• INPUT MATERIAL:
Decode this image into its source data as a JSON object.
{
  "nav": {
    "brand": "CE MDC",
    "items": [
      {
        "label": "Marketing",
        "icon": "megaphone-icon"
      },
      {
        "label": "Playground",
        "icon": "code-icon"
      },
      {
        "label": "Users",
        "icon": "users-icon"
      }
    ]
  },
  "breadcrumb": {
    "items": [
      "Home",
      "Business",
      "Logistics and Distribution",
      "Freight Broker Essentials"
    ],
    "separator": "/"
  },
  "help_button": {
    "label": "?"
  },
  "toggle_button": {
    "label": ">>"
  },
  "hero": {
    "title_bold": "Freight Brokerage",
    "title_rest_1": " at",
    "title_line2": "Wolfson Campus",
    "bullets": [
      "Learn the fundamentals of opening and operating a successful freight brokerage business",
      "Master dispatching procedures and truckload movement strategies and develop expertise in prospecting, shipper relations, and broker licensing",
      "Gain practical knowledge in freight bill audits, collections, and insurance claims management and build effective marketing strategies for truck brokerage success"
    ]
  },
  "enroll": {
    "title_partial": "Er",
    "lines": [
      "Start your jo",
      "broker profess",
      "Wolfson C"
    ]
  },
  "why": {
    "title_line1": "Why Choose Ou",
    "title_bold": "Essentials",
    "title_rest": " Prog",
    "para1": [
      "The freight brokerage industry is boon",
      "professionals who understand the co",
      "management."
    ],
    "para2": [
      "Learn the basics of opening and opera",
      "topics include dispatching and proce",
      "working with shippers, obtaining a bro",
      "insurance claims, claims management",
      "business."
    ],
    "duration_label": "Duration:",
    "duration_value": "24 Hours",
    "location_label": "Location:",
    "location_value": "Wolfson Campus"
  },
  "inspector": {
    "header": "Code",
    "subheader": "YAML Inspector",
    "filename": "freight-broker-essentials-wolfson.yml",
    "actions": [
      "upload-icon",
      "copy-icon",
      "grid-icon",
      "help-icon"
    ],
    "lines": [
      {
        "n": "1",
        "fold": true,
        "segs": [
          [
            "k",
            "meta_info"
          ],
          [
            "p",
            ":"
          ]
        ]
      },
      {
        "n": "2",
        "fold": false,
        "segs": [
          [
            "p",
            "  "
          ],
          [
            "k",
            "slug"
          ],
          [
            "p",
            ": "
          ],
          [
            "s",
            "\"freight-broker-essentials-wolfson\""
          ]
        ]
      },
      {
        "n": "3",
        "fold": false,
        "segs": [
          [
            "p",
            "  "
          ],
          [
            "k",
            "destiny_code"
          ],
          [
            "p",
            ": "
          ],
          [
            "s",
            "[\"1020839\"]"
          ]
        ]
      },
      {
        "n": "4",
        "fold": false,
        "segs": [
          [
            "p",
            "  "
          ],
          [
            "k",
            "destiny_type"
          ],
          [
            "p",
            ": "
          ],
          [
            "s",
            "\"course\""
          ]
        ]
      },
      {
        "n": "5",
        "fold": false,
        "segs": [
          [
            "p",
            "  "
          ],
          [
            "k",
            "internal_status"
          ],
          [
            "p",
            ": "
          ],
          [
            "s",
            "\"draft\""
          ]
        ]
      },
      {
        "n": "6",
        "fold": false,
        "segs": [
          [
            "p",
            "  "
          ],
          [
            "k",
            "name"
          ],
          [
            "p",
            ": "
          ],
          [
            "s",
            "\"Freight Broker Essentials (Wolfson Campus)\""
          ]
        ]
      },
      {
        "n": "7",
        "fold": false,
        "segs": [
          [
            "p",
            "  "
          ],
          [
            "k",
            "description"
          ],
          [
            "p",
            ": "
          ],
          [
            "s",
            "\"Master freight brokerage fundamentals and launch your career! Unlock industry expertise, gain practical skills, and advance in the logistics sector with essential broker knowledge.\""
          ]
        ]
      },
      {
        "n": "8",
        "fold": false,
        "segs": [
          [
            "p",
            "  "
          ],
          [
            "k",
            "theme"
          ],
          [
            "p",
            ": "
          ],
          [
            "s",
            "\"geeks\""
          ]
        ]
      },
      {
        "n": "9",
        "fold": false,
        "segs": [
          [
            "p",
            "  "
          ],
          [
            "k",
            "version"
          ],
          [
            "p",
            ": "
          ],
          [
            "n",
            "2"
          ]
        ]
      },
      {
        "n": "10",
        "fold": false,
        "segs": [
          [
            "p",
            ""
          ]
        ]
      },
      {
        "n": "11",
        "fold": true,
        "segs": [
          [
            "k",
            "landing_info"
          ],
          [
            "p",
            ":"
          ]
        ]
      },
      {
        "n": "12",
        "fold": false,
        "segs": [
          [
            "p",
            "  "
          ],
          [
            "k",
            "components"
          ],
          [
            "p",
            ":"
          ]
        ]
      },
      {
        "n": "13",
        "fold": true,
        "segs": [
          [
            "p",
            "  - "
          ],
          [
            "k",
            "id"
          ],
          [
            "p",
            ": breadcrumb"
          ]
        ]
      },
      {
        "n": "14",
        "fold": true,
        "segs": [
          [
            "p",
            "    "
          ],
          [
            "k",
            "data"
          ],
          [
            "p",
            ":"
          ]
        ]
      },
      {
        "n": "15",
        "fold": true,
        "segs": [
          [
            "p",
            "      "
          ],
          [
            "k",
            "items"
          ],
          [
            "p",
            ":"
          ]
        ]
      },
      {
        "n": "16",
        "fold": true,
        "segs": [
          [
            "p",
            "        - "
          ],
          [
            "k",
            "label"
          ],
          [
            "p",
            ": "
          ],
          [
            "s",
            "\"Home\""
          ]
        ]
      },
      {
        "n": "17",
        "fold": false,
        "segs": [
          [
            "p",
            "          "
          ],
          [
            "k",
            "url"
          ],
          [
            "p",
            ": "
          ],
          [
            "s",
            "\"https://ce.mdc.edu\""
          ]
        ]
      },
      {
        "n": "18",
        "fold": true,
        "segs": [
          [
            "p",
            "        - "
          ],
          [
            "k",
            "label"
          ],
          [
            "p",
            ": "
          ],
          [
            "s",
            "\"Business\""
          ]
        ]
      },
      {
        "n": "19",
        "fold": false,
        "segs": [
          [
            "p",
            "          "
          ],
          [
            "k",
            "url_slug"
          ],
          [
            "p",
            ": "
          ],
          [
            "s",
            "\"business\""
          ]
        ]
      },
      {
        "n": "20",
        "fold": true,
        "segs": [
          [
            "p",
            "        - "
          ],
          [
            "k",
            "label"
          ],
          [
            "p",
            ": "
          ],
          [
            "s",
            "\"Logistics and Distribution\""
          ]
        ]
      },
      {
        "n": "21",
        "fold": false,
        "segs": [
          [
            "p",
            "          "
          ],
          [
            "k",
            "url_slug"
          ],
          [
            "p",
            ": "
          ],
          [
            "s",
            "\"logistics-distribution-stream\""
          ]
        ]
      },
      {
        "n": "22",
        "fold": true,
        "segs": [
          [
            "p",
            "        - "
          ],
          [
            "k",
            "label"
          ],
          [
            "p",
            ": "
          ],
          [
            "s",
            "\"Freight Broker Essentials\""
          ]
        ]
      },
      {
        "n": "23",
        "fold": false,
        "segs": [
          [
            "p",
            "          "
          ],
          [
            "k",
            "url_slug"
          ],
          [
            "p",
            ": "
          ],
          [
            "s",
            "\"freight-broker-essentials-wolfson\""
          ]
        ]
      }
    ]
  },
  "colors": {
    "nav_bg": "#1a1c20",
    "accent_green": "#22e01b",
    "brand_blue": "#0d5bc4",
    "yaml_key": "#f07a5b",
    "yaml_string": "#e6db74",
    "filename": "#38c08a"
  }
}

• WRITTEN INSTRUCTION: Write out every entry again, keeping each line exactly the same.

• FINISHED ANSWER:
Decode this image into its source data as a JSON object.
{
  "nav": {
    "brand": "CE MDC",
    "items": [
      {
        "label": "Marketing",
        "icon": "megaphone-icon"
      },
      {
        "label": "Playground",
        "icon": "code-icon"
      },
      {
        "label": "Users",
        "icon": "users-icon"
      }
    ]
  },
  "breadcrumb": {
    "items": [
      "Home",
      "Business",
      "Logistics and Distribution",
      "Freight Broker Essentials"
    ],
    "separator": "/"
  },
  "help_button": {
    "label": "?"
  },
  "toggle_button": {
    "label": ">>"
  },
  "hero": {
    "title_bold": "Freight Brokerage",
    "title_rest_1": " at",
    "title_line2": "Wolfson Campus",
    "bullets": [
      "Learn the fundamentals of opening and operating a successful freight brokerage business",
      "Master dispatching procedures and truckload movement strategies and develop expertise in prospecting, shipper relations, and broker licensing",
      "Gain practical knowledge in freight bill audits, collections, and insurance claims management and build effective marketing strategies for truck brokerage success"
    ]
  },
  "enroll": {
    "title_partial": "Er",
    "lines": [
      "Start your jo",
      "broker profess",
      "Wolfson C"
    ]
  },
  "why": {
    "title_line1": "Why Choose Ou",
    "title_bold": "Essentials",
    "title_rest": " Prog",
    "para1": [
      "The freight brokerage industry is boon",
      "professionals who understand the co",
      "management."
    ],
    "para2": [
      "Learn the basics of opening and opera",
      "topics include dispatching and proce",
      "working with shippers, obtaining a bro",
      "insurance claims, claims management",
      "business."
    ],
    "duration_label": "Duration:",
    "duration_value": "24 Hours",
    "location_label": "Location:",
    "location_value": "Wolfson Campus"
  },
  "inspector": {
    "header": "Code",
    "subheader": "YAML Inspector",
    "filename": "freight-broker-essentials-wolfson.yml",
    "actions": [
      "upload-icon",
      "copy-icon",
      "grid-icon",
      "help-icon"
    ],
    "lines": [
      {
        "n": "1",
        "fold": true,
        "segs": [
          [
            "k",
            "meta_info"
          ],
          [
            "p",
            ":"
          ]
        ]
      },
      {
        "n": "2",
        "fold": false,
        "segs": [
          [
            "p",
            "  "
          ],
          [
            "k",
            "slug"
          ],
          [
            "p",
            ": "
          ],
          [
            "s",
            "\"freight-broker-essentials-wolfson\""
          ]
        ]
      },
      {
        "n": "3",
        "fold": false,
        "segs": [
          [
            "p",
            "  "
          ],
          [
            "k",
            "destiny_code"
          ],
          [
            "p",
            ": "
          ],
          [
            "s",
            "[\"1020839\"]"
          ]
        ]
      },
      {
        "n": "4",
        "fold": false,
        "segs": [
          [
            "p",
            "  "
          ],
          [
            "k",
            "destiny_type"
          ],
          [
            "p",
            ": "
          ],
          [
            "s",
            "\"course\""
          ]
        ]
      },
      {
        "n": "5",
        "fold": false,
        "segs": [
          [
            "p",
            "  "
          ],
          [
            "k",
            "internal_status"
          ],
          [
            "p",
            ": "
          ],
          [
            "s",
            "\"draft\""
          ]
        ]
      },
      {
        "n": "6",
        "fold": false,
        "segs": [
          [
            "p",
            "  "
          ],
          [
            "k",
            "name"
          ],
          [
            "p",
            ": "
          ],
          [
            "s",
            "\"Freight Broker Essentials (Wolfson Campus)\""
          ]
        ]
      },
      {
        "n": "7",
        "fold": false,
        "segs": [
          [
            "p",
            "  "
          ],
          [
            "k",
            "description"
          ],
          [
            "p",
            ": "
          ],
          [
            "s",
            "\"Master freight brokerage fundamentals and launch your career! Unlock industry expertise, gain practical skills, and advance in the logistics sector with essential broker knowledge.\""
          ]
        ]
      },
      {
        "n": "8",
        "fold": false,
        "segs": [
          [
            "p",
            "  "
          ],
          [
            "k",
            "theme"
          ],
          [
            "p",
            ": "
          ],
          [
            "s",
            "\"geeks\""
          ]
        ]
      },
      {
        "n": "9",
        "fold": false,
        "segs": [
          [
            "p",
            "  "
          ],
          [
            "k",
            "version"
          ],
          [
            "p",
            ": "
          ],
          [
            "n",
            "2"
          ]
        ]
      },
      {
        "n": "10",
        "fold": false,
        "segs": [
          [
            "p",
            ""
          ]
        ]
      },
      {
        "n": "11",
        "fold": true,
        "segs": [
          [
            "k",
            "landing_info"
          ],
          [
            "p",
            ":"
          ]
        ]
      },
      {
        "n": "12",
        "fold": false,
        "segs": [
          [
            "p",
            "  "
          ],
          [
            "k",
            "components"
          ],
          [
            "p",
            ":"
          ]
        ]
      },
      {
        "n": "13",
        "fold": true,
        "segs": [
          [
            "p",
            "  - "
          ],
          [
            "k",
            "id"
          ],
          [
            "p",
            ": breadcrumb"
          ]
        ]
      },
      {
        "n": "14",
        "fold": true,
        "segs": [
          [
            "p",
            "    "
          ],
          [
            "k",
            "data"
          ],
          [
            "p",
            ":"
          ]
        ]
      },
      {
        "n": "15",
        "fold": true,
        "segs": [
          [
            "p",
            "      "
          ],
          [
            "k",
            "items"
          ],
          [
            "p",
            ":"
          ]
        ]
      },
      {
        "n": "16",
        "fold": true,
        "segs": [
          [
            "p",
            "        - "
          ],
          [
            "k",
            "label"
          ],
          [
            "p",
            ": "
          ],
          [
            "s",
            "\"Home\""
          ]
        ]
      },
      {
        "n": "17",
        "fold": false,
        "segs": [
          [
            "p",
            "          "
          ],
          [
            "k",
            "url"
          ],
          [
            "p",
            ": "
          ],
          [
            "s",
            "\"https://ce.mdc.edu\""
          ]
        ]
      },
      {
        "n": "18",
        "fold": true,
        "segs": [
          [
            "p",
            "        - "
          ],
          [
            "k",
            "label"
          ],
          [
            "p",
            ": "
          ],
          [
            "s",
            "\"Business\""
          ]
        ]
      },
      {
        "n": "19",
        "fold": false,
        "segs": [
          [
            "p",
            "          "
          ],
          [
            "k",
            "url_slug"
          ],
          [
            "p",
            ": "
          ],
          [
            "s",
            "\"business\""
          ]
        ]
      },
      {
        "n": "20",
        "fold": true,
        "segs": [
          [
            "p",
            "        - "
          ],
          [
            "k",
            "label"
          ],
          [
            "p",
            ": "
          ],
          [
            "s",
            "\"Logistics and Distribution\""
          ]
        ]
      },
      {
        "n": "21",
        "fold": false,
        "segs": [
          [
            "p",
            "          "
          ],
          [
            "k",
            "url_slug"
          ],
          [
            "p",
            ": "
          ],
          [
            "s",
            "\"logistics-distribution-stream\""
          ]
        ]
      },
      {
        "n": "22",
        "fold": true,
        "segs": [
          [
            "p",
            "        - "
          ],
          [
            "k",
            "label"
          ],
          [
            "p",
            ": "
          ],
          [
            "s",
            "\"Freight Broker Essentials\""
          ]
        ]
      },
      {
        "n": "23",
        "fold": false,
        "segs": [
          [
            "p",
            "          "
          ],
          [
            "k",
            "url_slug"
          ],
          [
            "p",
            ": "
          ],
          [
            "s",
            "\"freight-broker-essentials-wolfson\""
          ]
        ]
      }
    ]
  },
  "colors": {
    "nav_bg": "#1a1c20",
    "accent_green": "#22e01b",
    "brand_blue": "#0d5bc4",
    "yaml_key": "#f07a5b",
    "yaml_string": "#e6db74",
    "filename": "#38c08a"
  }
}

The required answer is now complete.